Raw records:
───

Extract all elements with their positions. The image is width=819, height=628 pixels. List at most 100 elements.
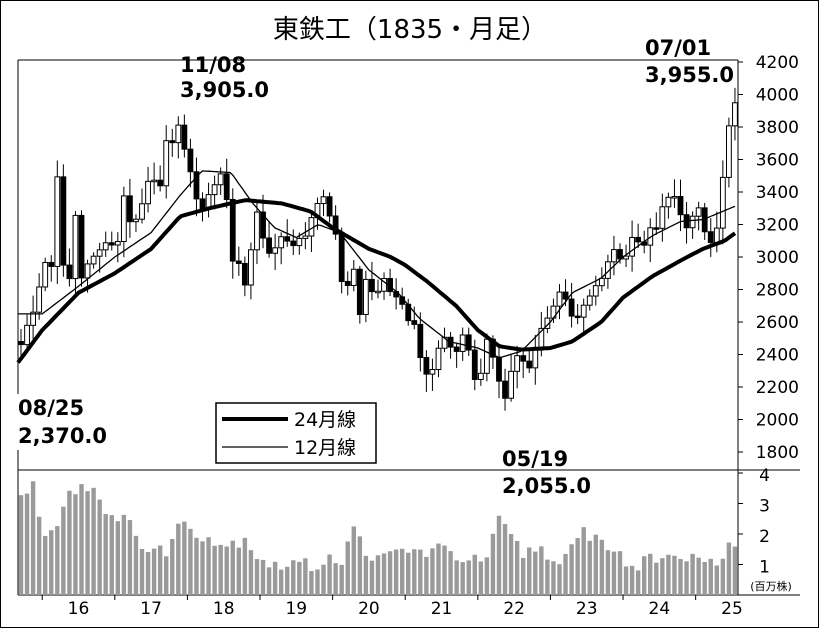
candle-body [54, 176, 61, 267]
candle-body [151, 179, 158, 183]
volume-bar [527, 547, 532, 595]
candle-body [514, 355, 521, 372]
volume-bar [297, 561, 302, 595]
annotation-date: 08/25 [18, 396, 84, 420]
candle-body [441, 336, 448, 349]
volume-bar [551, 561, 556, 595]
candle-body [719, 176, 726, 229]
volume-bar [605, 550, 611, 595]
legend-box [215, 402, 377, 464]
volume-tick-label: 4 [759, 466, 770, 486]
annotation-bg [14, 394, 126, 450]
year-tick-label: 25 [721, 599, 743, 619]
volume-bar [635, 570, 641, 595]
candle-body [163, 140, 170, 187]
candle-body [60, 176, 67, 266]
price-panel: 1800 2000 2200 2400 2600 2800 3000 3200 3400 3600… [16, 53, 800, 471]
annotation-low-2022: 05/19 2,055.0 [502, 447, 591, 498]
candle-body [260, 211, 266, 239]
volume-bar [666, 554, 671, 595]
annotation-value: 3,905.0 [180, 78, 269, 102]
candle-body [296, 237, 303, 247]
year-tick-label: 23 [576, 599, 598, 619]
volume-bar [575, 538, 580, 595]
volume-bar [684, 561, 689, 595]
candle-body [532, 349, 539, 369]
volume-bar [690, 553, 695, 595]
volume-bar [436, 543, 441, 595]
volume-bar [200, 541, 205, 595]
price-tick-label: 4200 [756, 53, 799, 73]
volume-bar [593, 534, 598, 595]
volume-bar [672, 555, 677, 595]
candle-body [677, 196, 684, 216]
volume-bar [164, 556, 169, 595]
candle-body [617, 249, 623, 260]
volume-bar [520, 557, 526, 595]
candle-body [695, 207, 702, 217]
candle-body [96, 249, 103, 257]
volume-bar [484, 557, 490, 595]
candle-body [326, 196, 333, 217]
volume-bar [49, 530, 54, 595]
year-axis: 16 17 18 19 20 21 22 23 24 25 [41, 595, 743, 619]
volume-bar [151, 548, 157, 595]
candle-body [284, 236, 291, 242]
candle-body [526, 360, 533, 369]
volume-bar [91, 487, 96, 595]
price-tick-label: 3400 [756, 183, 799, 203]
candle-body [556, 291, 563, 307]
candle-body [278, 236, 285, 249]
volume-bar [393, 549, 399, 595]
candle-body [235, 260, 242, 264]
volume-bar [696, 557, 701, 595]
annotation-high-2025: 07/01 3,955.0 [645, 36, 734, 87]
candle-body [223, 173, 230, 200]
candle-body [302, 235, 309, 239]
volume-bar [24, 493, 30, 595]
volume-bar [557, 564, 562, 595]
volume-bar [206, 537, 211, 595]
volume-bar [260, 559, 266, 595]
volume-tick-label: 2 [759, 527, 770, 547]
volume-unit: (百万株) [750, 579, 792, 593]
candle-body [483, 338, 490, 374]
candle-body [30, 311, 37, 326]
candle-body [84, 263, 91, 279]
volume-bar [369, 560, 375, 595]
candle-body [707, 231, 714, 243]
candle-body [435, 347, 442, 371]
annotation-start: 08/25 2,370.0 [14, 394, 126, 450]
volume-bar [43, 535, 48, 595]
candle-body [127, 195, 133, 223]
candle-body [344, 280, 351, 287]
volume-bar [109, 515, 114, 595]
candle-body [78, 214, 85, 279]
volume-bar [73, 494, 78, 595]
candle-body [18, 341, 24, 346]
ma12-line [18, 170, 736, 359]
volume-bar [641, 556, 647, 595]
volume-bar [357, 536, 363, 595]
volume-bar [545, 559, 550, 595]
candle-body [671, 196, 678, 199]
price-tick-label: 2200 [756, 378, 799, 398]
legend-ma24-label: 24月線 [294, 409, 356, 431]
candle-body [36, 286, 43, 313]
volume-bar [617, 551, 623, 595]
volume-bar [732, 546, 738, 595]
year-tick-label: 20 [358, 599, 380, 619]
volume-bar [363, 555, 369, 595]
volume-bar [272, 561, 278, 595]
volume-bar [466, 560, 471, 595]
volume-bar [242, 537, 248, 595]
year-tick-label: 18 [213, 599, 235, 619]
volume-bar [115, 521, 121, 595]
volume-bar [157, 545, 163, 595]
candle-body [665, 196, 672, 208]
volume-bar [623, 566, 629, 595]
annotation-value: 3,955.0 [645, 63, 734, 87]
candle-body [586, 295, 593, 306]
chart-title: 東鉄工（1835・月足） [273, 15, 547, 45]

───

What you should do:
Copy every line of the records above verbatim, leaving out the picture.

Solution to the exercise:
Extract all elements with their positions. The image is width=819, height=628 pixels. List at most 100 elements.
candle-body [54, 176, 61, 267]
candle-body [151, 179, 158, 183]
volume-bar [527, 547, 532, 595]
candle-body [514, 355, 521, 372]
volume-bar [297, 561, 302, 595]
annotation-date: 08/25 [18, 396, 84, 420]
candle-body [441, 336, 448, 349]
volume-bar [551, 561, 556, 595]
candle-body [719, 176, 726, 229]
volume-bar [605, 550, 611, 595]
legend-box [215, 402, 377, 464]
volume-tick-label: 4 [759, 466, 770, 486]
annotation-bg [14, 394, 126, 450]
year-tick-label: 25 [721, 599, 743, 619]
volume-bar [635, 570, 641, 595]
candle-body [163, 140, 170, 187]
candle-body [60, 176, 67, 266]
price-panel: 1800 2000 2200 2400 2600 2800 3000 3200 3400 3600… [16, 53, 800, 471]
annotation-low-2022: 05/19 2,055.0 [502, 447, 591, 498]
candle-body [260, 211, 266, 239]
volume-bar [666, 554, 671, 595]
annotation-value: 3,905.0 [180, 78, 269, 102]
candle-body [296, 237, 303, 247]
year-tick-label: 23 [576, 599, 598, 619]
volume-bar [575, 538, 580, 595]
volume-bar [684, 561, 689, 595]
candle-body [532, 349, 539, 369]
volume-bar [690, 553, 695, 595]
volume-bar [436, 543, 441, 595]
volume-bar [200, 541, 205, 595]
price-tick-label: 4200 [756, 53, 799, 73]
volume-bar [593, 534, 598, 595]
volume-bar [672, 555, 677, 595]
candle-body [677, 196, 684, 216]
volume-bar [164, 556, 169, 595]
candle-body [617, 249, 623, 260]
volume-bar [520, 557, 526, 595]
candle-body [695, 207, 702, 217]
candle-body [96, 249, 103, 257]
volume-bar [484, 557, 490, 595]
candle-body [326, 196, 333, 217]
volume-bar [49, 530, 54, 595]
year-axis: 16 17 18 19 20 21 22 23 24 25 [41, 595, 743, 619]
volume-bar [151, 548, 157, 595]
candle-body [284, 236, 291, 242]
candle-body [526, 360, 533, 369]
volume-bar [91, 487, 96, 595]
price-tick-label: 3400 [756, 183, 799, 203]
candle-body [556, 291, 563, 307]
candle-body [278, 236, 285, 249]
volume-bar [393, 549, 399, 595]
candle-body [235, 260, 242, 264]
volume-bar [696, 557, 701, 595]
annotation-high-2025: 07/01 3,955.0 [645, 36, 734, 87]
candle-body [223, 173, 230, 200]
candle-body [302, 235, 309, 239]
volume-bar [24, 493, 30, 595]
volume-bar [557, 564, 562, 595]
volume-bar [206, 537, 211, 595]
volume-bar [260, 559, 266, 595]
volume-tick-label: 2 [759, 527, 770, 547]
volume-unit: (百万株) [750, 579, 792, 593]
candle-body [483, 338, 490, 374]
candle-body [30, 311, 37, 326]
candle-body [84, 263, 91, 279]
volume-bar [369, 560, 375, 595]
candle-body [707, 231, 714, 243]
candle-body [435, 347, 442, 371]
annotation-start: 08/25 2,370.0 [14, 394, 126, 450]
volume-bar [43, 535, 48, 595]
candle-body [127, 195, 133, 223]
candle-body [344, 280, 351, 287]
volume-bar [109, 515, 114, 595]
candle-body [78, 214, 85, 279]
volume-bar [73, 494, 78, 595]
candle-body [18, 341, 24, 346]
ma12-line [18, 170, 736, 359]
volume-bar [641, 556, 647, 595]
volume-bar [357, 536, 363, 595]
volume-bar [545, 559, 550, 595]
candle-body [671, 196, 678, 199]
price-tick-label: 2200 [756, 378, 799, 398]
legend-ma24-label: 24月線 [294, 409, 356, 431]
candle-body [36, 286, 43, 313]
volume-bar [617, 551, 623, 595]
volume-bar [732, 546, 738, 595]
year-tick-label: 20 [358, 599, 380, 619]
volume-bar [363, 555, 369, 595]
volume-bar [272, 561, 278, 595]
volume-bar [466, 560, 471, 595]
volume-bar [242, 537, 248, 595]
year-tick-label: 18 [213, 599, 235, 619]
volume-bar [115, 521, 121, 595]
volume-bar [157, 545, 163, 595]
candle-body [665, 196, 672, 208]
volume-bar [623, 566, 629, 595]
annotation-value: 3,955.0 [645, 63, 734, 87]
candle-body [586, 295, 593, 306]
chart-title: 東鉄工（1835・月足） [273, 15, 547, 45]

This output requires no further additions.